• INPUT FOR THIS TASK:
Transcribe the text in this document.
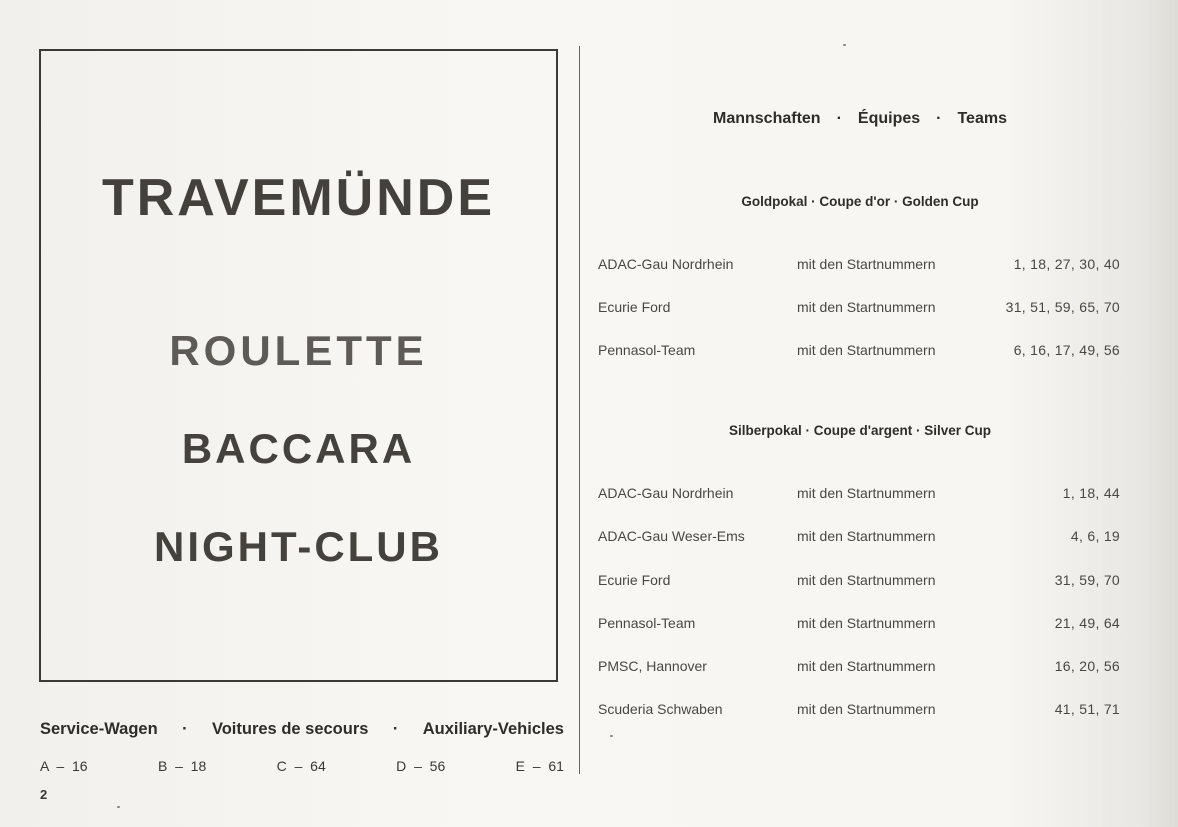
TRAVEMÜNDE
ROULETTE
BACCARA
NIGHT-CLUB
Service-Wagen · Voitures de secours · Auxiliary-Vehicles
A – 16	B – 18	C – 64	D – 56	E – 61
2
Mannschaften · Équipes · Teams
Goldpokal · Coupe d'or · Golden Cup
ADAC-Gau Nordrhein	mit den Startnummern	1, 18, 27, 30, 40
Ecurie Ford	mit den Startnummern	31, 51, 59, 65, 70
Pennasol-Team	mit den Startnummern	6, 16, 17, 49, 56
Silberpokal · Coupe d'argent · Silver Cup
ADAC-Gau Nordrhein	mit den Startnummern	1, 18, 44
ADAC-Gau Weser-Ems	mit den Startnummern	4, 6, 19
Ecurie Ford	mit den Startnummern	31, 59, 70
Pennasol-Team	mit den Startnummern	21, 49, 64
PMSC, Hannover	mit den Startnummern	16, 20, 56
Scuderia Schwaben	mit den Startnummern	41, 51, 71
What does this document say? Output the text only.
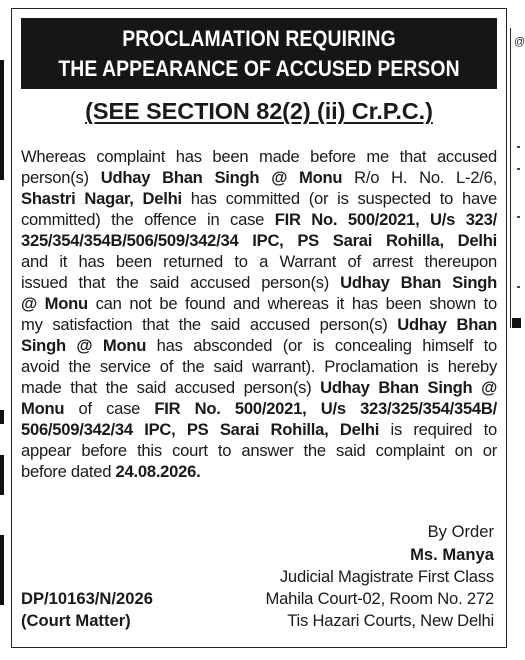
@
PROCLAMATION REQUIRING
THE APPEARANCE OF ACCUSED PERSON
(SEE SECTION 82(2) (ii) Cr.P.C.)
Whereas complaint has been made before me that accused
person(s) Udhay Bhan Singh @ Monu R/o H. No. L-2/6,
Shastri Nagar, Delhi has committed (or is suspected to have
committed) the offence in case FIR No. 500/2021, U/s 323/
325/354/354B/506/509/342/34 IPC, PS Sarai Rohilla, Delhi
and it has been returned to a Warrant of arrest thereupon
issued that the said accused person(s) Udhay Bhan Singh
@ Monu can not be found and whereas it has been shown to
my satisfaction that the said accused person(s) Udhay Bhan
Singh @ Monu has absconded (or is concealing himself to
avoid the service of the said warrant). Proclamation is hereby
made that the said accused person(s) Udhay Bhan Singh @
Monu of case FIR No. 500/2021, U/s 323/325/354/354B/
506/509/342/34 IPC, PS Sarai Rohilla, Delhi is required to
appear before this court to answer the said complaint on or
before dated 24.08.2026.
By Order
Ms. Manya
Judicial Magistrate First Class
Mahila Court-02, Room No. 272
Tis Hazari Courts, New Delhi
DP/10163/N/2026
(Court Matter)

• EXERCISE PROMPT:
Exactly as written, return every line of the listing, but not the pictures.

• EXERCISE ANSWER:
Transcribe the text in this document.
TRAVEMÜNDE
ROULETTE
BACCARA
NIGHT-CLUB
Service-Wagen · Voitures de secours · Auxiliary-Vehicles
A – 16	B – 18	C – 64	D – 56	E – 61
2
Mannschaften · Équipes · Teams
Goldpokal · Coupe d'or · Golden Cup
ADAC-Gau Nordrhein	mit den Startnummern	1, 18, 27, 30, 40
Ecurie Ford	mit den Startnummern	31, 51, 59, 65, 70
Pennasol-Team	mit den Startnummern	6, 16, 17, 49, 56
Silberpokal · Coupe d'argent · Silver Cup
ADAC-Gau Nordrhein	mit den Startnummern	1, 18, 44
ADAC-Gau Weser-Ems	mit den Startnummern	4, 6, 19
Ecurie Ford	mit den Startnummern	31, 59, 70
Pennasol-Team	mit den Startnummern	21, 49, 64
PMSC, Hannover	mit den Startnummern	16, 20, 56
Scuderia Schwaben	mit den Startnummern	41, 51, 71
What does this document say? Output the text only.
@
PROCLAMATION REQUIRING
THE APPEARANCE OF ACCUSED PERSON
(SEE SECTION 82(2) (ii) Cr.P.C.)
Whereas complaint has been made before me that accused
person(s) Udhay Bhan Singh @ Monu R/o H. No. L-2/6,
Shastri Nagar, Delhi has committed (or is suspected to have
committed) the offence in case FIR No. 500/2021, U/s 323/
325/354/354B/506/509/342/34 IPC, PS Sarai Rohilla, Delhi
and it has been returned to a Warrant of arrest thereupon
issued that the said accused person(s) Udhay Bhan Singh
@ Monu can not be found and whereas it has been shown to
my satisfaction that the said accused person(s) Udhay Bhan
Singh @ Monu has absconded (or is concealing himself to
avoid the service of the said warrant). Proclamation is hereby
made that the said accused person(s) Udhay Bhan Singh @
Monu of case FIR No. 500/2021, U/s 323/325/354/354B/
506/509/342/34 IPC, PS Sarai Rohilla, Delhi is required to
appear before this court to answer the said complaint on or
before dated 24.08.2026.
By Order
Ms. Manya
Judicial Magistrate First Class
Mahila Court-02, Room No. 272
Tis Hazari Courts, New Delhi
DP/10163/N/2026
(Court Matter)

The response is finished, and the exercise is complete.